Work to be completed
Would you repeat the listing exactly but omit every picture?

Given data
%%

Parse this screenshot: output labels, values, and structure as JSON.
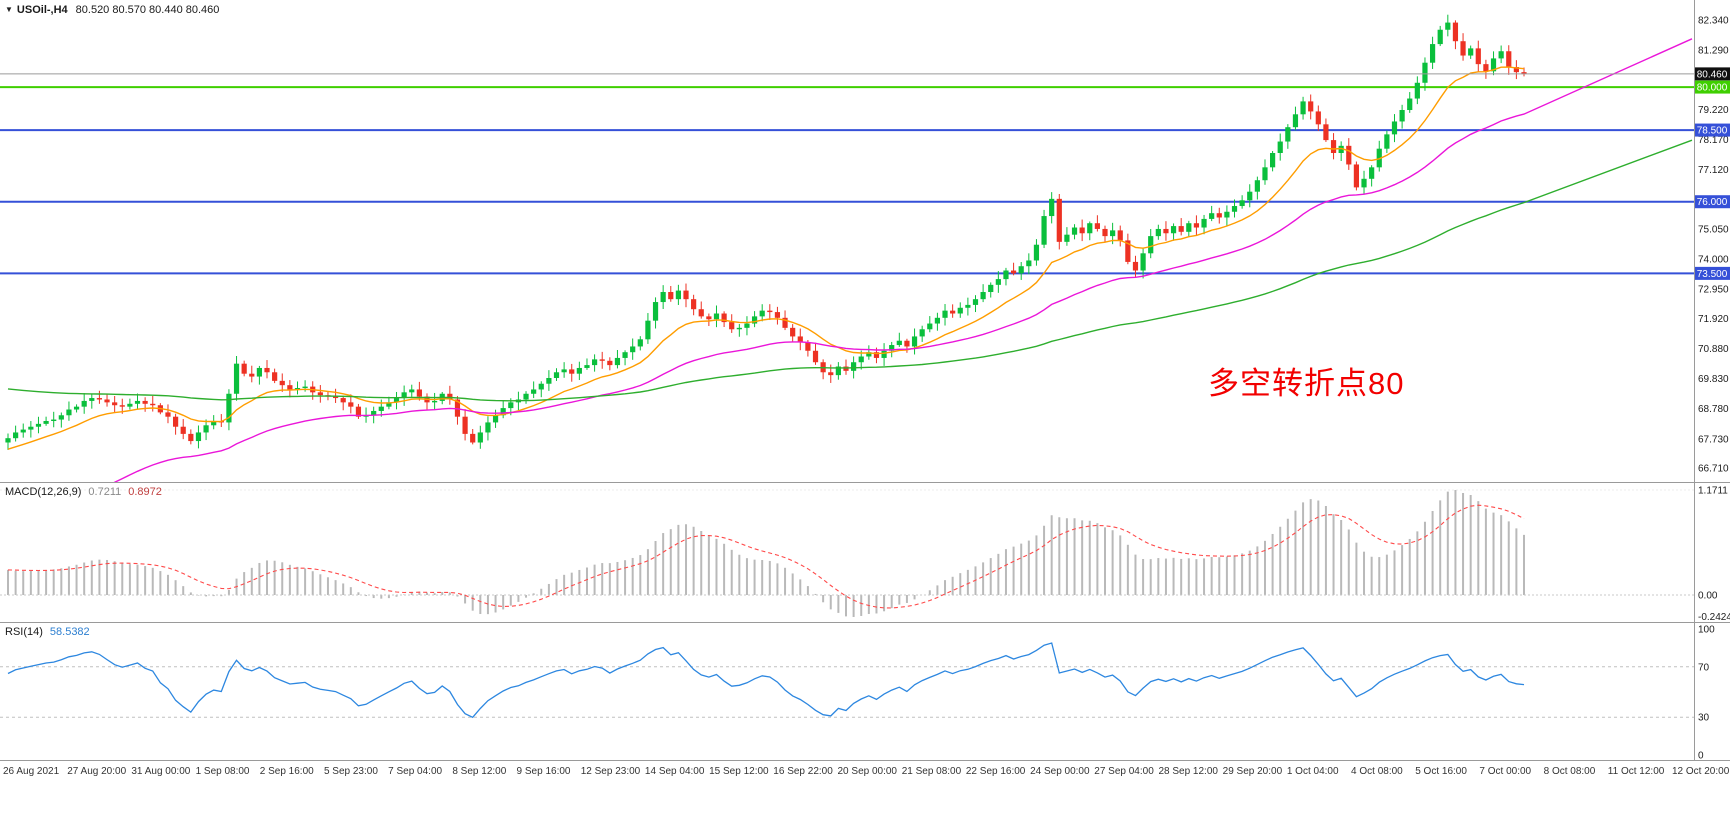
{
  "title": {
    "marker": "▼",
    "symbol": "USOil-,H4",
    "ohlc": "80.520 80.570 80.440 80.460"
  },
  "annotation": {
    "text": "多空转折点80",
    "color": "#f20000"
  },
  "colors": {
    "background": "#ffffff",
    "candle_up": "#0abf3c",
    "candle_down": "#ed3123",
    "macd_hist": "#b9b9b9",
    "macd_signal": "#ff4a4a",
    "rsi_line": "#2d87e0",
    "axis_text": "#1c1c1c",
    "separator": "#9a9a9a",
    "time_text": "#333333"
  },
  "price_boxes": [
    {
      "text": "80.460",
      "value": 80.46,
      "bg": "#101010",
      "fg": "#ffffff",
      "role": "current-price"
    },
    {
      "text": "80.000",
      "value": 80.0,
      "bg": "#3fcf00",
      "fg": "#ffffff",
      "role": "horizontal-line-level"
    },
    {
      "text": "78.500",
      "value": 78.5,
      "bg": "#3550d8",
      "fg": "#ffffff",
      "role": "horizontal-line-level"
    },
    {
      "text": "76.000",
      "value": 76.0,
      "bg": "#3550d8",
      "fg": "#ffffff",
      "role": "horizontal-line-level"
    },
    {
      "text": "73.500",
      "value": 73.5,
      "bg": "#3550d8",
      "fg": "#ffffff",
      "role": "horizontal-line-level"
    }
  ],
  "hlines": [
    {
      "value": 80.0,
      "color": "#3fcf00",
      "width": 2
    },
    {
      "value": 78.5,
      "color": "#3550d8",
      "width": 2
    },
    {
      "value": 76.0,
      "color": "#3550d8",
      "width": 2
    },
    {
      "value": 73.5,
      "color": "#3550d8",
      "width": 2
    }
  ],
  "current_price_line": {
    "value": 80.46,
    "color": "#9a9a9a"
  },
  "chart_data": {
    "type": "candlestick",
    "symbol": "USOil",
    "timeframe": "H4",
    "ohlc_display": {
      "open": "80.520",
      "high": "80.570",
      "low": "80.440",
      "close": "80.460"
    },
    "price_axis": {
      "values": [
        82.34,
        81.29,
        79.22,
        78.17,
        77.12,
        75.05,
        74.0,
        72.95,
        71.92,
        70.88,
        69.83,
        68.78,
        67.73,
        66.71
      ]
    },
    "first_open": 67.6,
    "closes": [
      67.75,
      67.95,
      68.05,
      68.15,
      68.25,
      68.35,
      68.4,
      68.55,
      68.75,
      68.85,
      69.05,
      69.15,
      69.1,
      69.0,
      68.9,
      68.85,
      68.95,
      69.05,
      68.95,
      68.9,
      68.65,
      68.5,
      68.15,
      67.9,
      67.65,
      67.95,
      68.2,
      68.35,
      68.3,
      69.3,
      70.35,
      70.0,
      69.9,
      70.2,
      70.05,
      69.75,
      69.6,
      69.45,
      69.5,
      69.55,
      69.35,
      69.25,
      69.2,
      69.15,
      69.0,
      68.85,
      68.5,
      68.55,
      68.7,
      68.85,
      69.0,
      69.15,
      69.35,
      69.45,
      69.2,
      69.0,
      69.05,
      69.3,
      69.1,
      68.5,
      67.9,
      67.6,
      67.95,
      68.3,
      68.55,
      68.8,
      69.0,
      69.1,
      69.3,
      69.45,
      69.65,
      69.85,
      70.05,
      70.15,
      70.0,
      70.2,
      70.3,
      70.5,
      70.45,
      70.3,
      70.55,
      70.75,
      70.95,
      71.2,
      71.85,
      72.5,
      72.85,
      72.6,
      72.9,
      72.6,
      72.25,
      72.0,
      71.9,
      72.1,
      71.8,
      71.55,
      71.6,
      71.75,
      72.0,
      72.2,
      72.15,
      71.95,
      71.6,
      71.3,
      71.1,
      70.8,
      70.4,
      70.05,
      69.95,
      70.25,
      70.1,
      70.4,
      70.6,
      70.75,
      70.55,
      70.8,
      71.0,
      71.15,
      70.95,
      71.3,
      71.55,
      71.75,
      71.95,
      72.2,
      72.1,
      72.3,
      72.4,
      72.6,
      72.85,
      73.1,
      73.3,
      73.6,
      73.5,
      73.75,
      73.95,
      74.5,
      75.5,
      76.1,
      74.6,
      74.85,
      75.1,
      74.9,
      75.25,
      75.05,
      74.8,
      75.0,
      74.65,
      73.9,
      73.6,
      74.2,
      74.8,
      75.05,
      74.9,
      75.15,
      74.95,
      75.25,
      75.1,
      75.4,
      75.6,
      75.45,
      75.65,
      75.85,
      76.05,
      76.35,
      76.75,
      77.2,
      77.7,
      78.1,
      78.6,
      79.05,
      79.5,
      79.15,
      78.7,
      78.15,
      77.7,
      77.95,
      77.3,
      76.5,
      76.8,
      77.2,
      77.85,
      78.35,
      78.8,
      79.2,
      79.6,
      80.15,
      80.85,
      81.5,
      82.0,
      82.25,
      81.6,
      81.1,
      81.35,
      80.8,
      80.55,
      81.0,
      81.25,
      80.7,
      80.52,
      80.46
    ],
    "moving_averages": [
      {
        "name": "fast",
        "period": 13,
        "seed": 67.3,
        "color": "#ff9d00"
      },
      {
        "name": "mid",
        "period": 40,
        "seed": 63.5,
        "color": "#ea16d9"
      },
      {
        "name": "slow",
        "period": 110,
        "seed": 69.5,
        "color": "#2eae2e"
      }
    ],
    "macd": {
      "label": "MACD(12,26,9)",
      "value_main": "0.7211",
      "value_signal": "0.8972",
      "fast": 12,
      "slow": 26,
      "signal_period": 9,
      "max": 1.1711,
      "min": -0.2424,
      "axis_labels": [
        "1.1711",
        "0.00",
        "-0.2424"
      ]
    },
    "rsi": {
      "label": "RSI(14)",
      "value": "58.5382",
      "period": 14,
      "levels": [
        70,
        30
      ],
      "axis_labels": [
        "100",
        "70",
        "30",
        "0"
      ]
    },
    "time_labels": [
      "26 Aug 2021",
      "27 Aug 20:00",
      "31 Aug 00:00",
      "1 Sep 08:00",
      "2 Sep 16:00",
      "5 Sep 23:00",
      "7 Sep 04:00",
      "8 Sep 12:00",
      "9 Sep 16:00",
      "12 Sep 23:00",
      "14 Sep 04:00",
      "15 Sep 12:00",
      "16 Sep 22:00",
      "20 Sep 00:00",
      "21 Sep 08:00",
      "22 Sep 16:00",
      "24 Sep 00:00",
      "27 Sep 04:00",
      "28 Sep 12:00",
      "29 Sep 20:00",
      "1 Oct 04:00",
      "4 Oct 08:00",
      "5 Oct 16:00",
      "7 Oct 00:00",
      "8 Oct 08:00",
      "11 Oct 12:00",
      "12 Oct 20:00"
    ]
  }
}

%%

Written solution
Parse this screenshot: output labels, values, and structure as JSON.
{
  "title": {
    "marker": "▼",
    "symbol": "USOil-,H4",
    "ohlc": "80.520 80.570 80.440 80.460"
  },
  "annotation": {
    "text": "多空转折点80",
    "color": "#f20000"
  },
  "colors": {
    "background": "#ffffff",
    "candle_up": "#0abf3c",
    "candle_down": "#ed3123",
    "macd_hist": "#b9b9b9",
    "macd_signal": "#ff4a4a",
    "rsi_line": "#2d87e0",
    "axis_text": "#1c1c1c",
    "separator": "#9a9a9a",
    "time_text": "#333333"
  },
  "price_boxes": [
    {
      "text": "80.460",
      "value": 80.46,
      "bg": "#101010",
      "fg": "#ffffff",
      "role": "current-price"
    },
    {
      "text": "80.000",
      "value": 80.0,
      "bg": "#3fcf00",
      "fg": "#ffffff",
      "role": "horizontal-line-level"
    },
    {
      "text": "78.500",
      "value": 78.5,
      "bg": "#3550d8",
      "fg": "#ffffff",
      "role": "horizontal-line-level"
    },
    {
      "text": "76.000",
      "value": 76.0,
      "bg": "#3550d8",
      "fg": "#ffffff",
      "role": "horizontal-line-level"
    },
    {
      "text": "73.500",
      "value": 73.5,
      "bg": "#3550d8",
      "fg": "#ffffff",
      "role": "horizontal-line-level"
    }
  ],
  "hlines": [
    {
      "value": 80.0,
      "color": "#3fcf00",
      "width": 2
    },
    {
      "value": 78.5,
      "color": "#3550d8",
      "width": 2
    },
    {
      "value": 76.0,
      "color": "#3550d8",
      "width": 2
    },
    {
      "value": 73.5,
      "color": "#3550d8",
      "width": 2
    }
  ],
  "current_price_line": {
    "value": 80.46,
    "color": "#9a9a9a"
  },
  "chart_data": {
    "type": "candlestick",
    "symbol": "USOil",
    "timeframe": "H4",
    "ohlc_display": {
      "open": "80.520",
      "high": "80.570",
      "low": "80.440",
      "close": "80.460"
    },
    "price_axis": {
      "values": [
        82.34,
        81.29,
        79.22,
        78.17,
        77.12,
        75.05,
        74.0,
        72.95,
        71.92,
        70.88,
        69.83,
        68.78,
        67.73,
        66.71
      ]
    },
    "first_open": 67.6,
    "closes": [
      67.75,
      67.95,
      68.05,
      68.15,
      68.25,
      68.35,
      68.4,
      68.55,
      68.75,
      68.85,
      69.05,
      69.15,
      69.1,
      69.0,
      68.9,
      68.85,
      68.95,
      69.05,
      68.95,
      68.9,
      68.65,
      68.5,
      68.15,
      67.9,
      67.65,
      67.95,
      68.2,
      68.35,
      68.3,
      69.3,
      70.35,
      70.0,
      69.9,
      70.2,
      70.05,
      69.75,
      69.6,
      69.45,
      69.5,
      69.55,
      69.35,
      69.25,
      69.2,
      69.15,
      69.0,
      68.85,
      68.5,
      68.55,
      68.7,
      68.85,
      69.0,
      69.15,
      69.35,
      69.45,
      69.2,
      69.0,
      69.05,
      69.3,
      69.1,
      68.5,
      67.9,
      67.6,
      67.95,
      68.3,
      68.55,
      68.8,
      69.0,
      69.1,
      69.3,
      69.45,
      69.65,
      69.85,
      70.05,
      70.15,
      70.0,
      70.2,
      70.3,
      70.5,
      70.45,
      70.3,
      70.55,
      70.75,
      70.95,
      71.2,
      71.85,
      72.5,
      72.85,
      72.6,
      72.9,
      72.6,
      72.25,
      72.0,
      71.9,
      72.1,
      71.8,
      71.55,
      71.6,
      71.75,
      72.0,
      72.2,
      72.15,
      71.95,
      71.6,
      71.3,
      71.1,
      70.8,
      70.4,
      70.05,
      69.95,
      70.25,
      70.1,
      70.4,
      70.6,
      70.75,
      70.55,
      70.8,
      71.0,
      71.15,
      70.95,
      71.3,
      71.55,
      71.75,
      71.95,
      72.2,
      72.1,
      72.3,
      72.4,
      72.6,
      72.85,
      73.1,
      73.3,
      73.6,
      73.5,
      73.75,
      73.95,
      74.5,
      75.5,
      76.1,
      74.6,
      74.85,
      75.1,
      74.9,
      75.25,
      75.05,
      74.8,
      75.0,
      74.65,
      73.9,
      73.6,
      74.2,
      74.8,
      75.05,
      74.9,
      75.15,
      74.95,
      75.25,
      75.1,
      75.4,
      75.6,
      75.45,
      75.65,
      75.85,
      76.05,
      76.35,
      76.75,
      77.2,
      77.7,
      78.1,
      78.6,
      79.05,
      79.5,
      79.15,
      78.7,
      78.15,
      77.7,
      77.95,
      77.3,
      76.5,
      76.8,
      77.2,
      77.85,
      78.35,
      78.8,
      79.2,
      79.6,
      80.15,
      80.85,
      81.5,
      82.0,
      82.25,
      81.6,
      81.1,
      81.35,
      80.8,
      80.55,
      81.0,
      81.25,
      80.7,
      80.52,
      80.46
    ],
    "moving_averages": [
      {
        "name": "fast",
        "period": 13,
        "seed": 67.3,
        "color": "#ff9d00"
      },
      {
        "name": "mid",
        "period": 40,
        "seed": 63.5,
        "color": "#ea16d9"
      },
      {
        "name": "slow",
        "period": 110,
        "seed": 69.5,
        "color": "#2eae2e"
      }
    ],
    "macd": {
      "label": "MACD(12,26,9)",
      "value_main": "0.7211",
      "value_signal": "0.8972",
      "fast": 12,
      "slow": 26,
      "signal_period": 9,
      "max": 1.1711,
      "min": -0.2424,
      "axis_labels": [
        "1.1711",
        "0.00",
        "-0.2424"
      ]
    },
    "rsi": {
      "label": "RSI(14)",
      "value": "58.5382",
      "period": 14,
      "levels": [
        70,
        30
      ],
      "axis_labels": [
        "100",
        "70",
        "30",
        "0"
      ]
    },
    "time_labels": [
      "26 Aug 2021",
      "27 Aug 20:00",
      "31 Aug 00:00",
      "1 Sep 08:00",
      "2 Sep 16:00",
      "5 Sep 23:00",
      "7 Sep 04:00",
      "8 Sep 12:00",
      "9 Sep 16:00",
      "12 Sep 23:00",
      "14 Sep 04:00",
      "15 Sep 12:00",
      "16 Sep 22:00",
      "20 Sep 00:00",
      "21 Sep 08:00",
      "22 Sep 16:00",
      "24 Sep 00:00",
      "27 Sep 04:00",
      "28 Sep 12:00",
      "29 Sep 20:00",
      "1 Oct 04:00",
      "4 Oct 08:00",
      "5 Oct 16:00",
      "7 Oct 00:00",
      "8 Oct 08:00",
      "11 Oct 12:00",
      "12 Oct 20:00"
    ]
  }
}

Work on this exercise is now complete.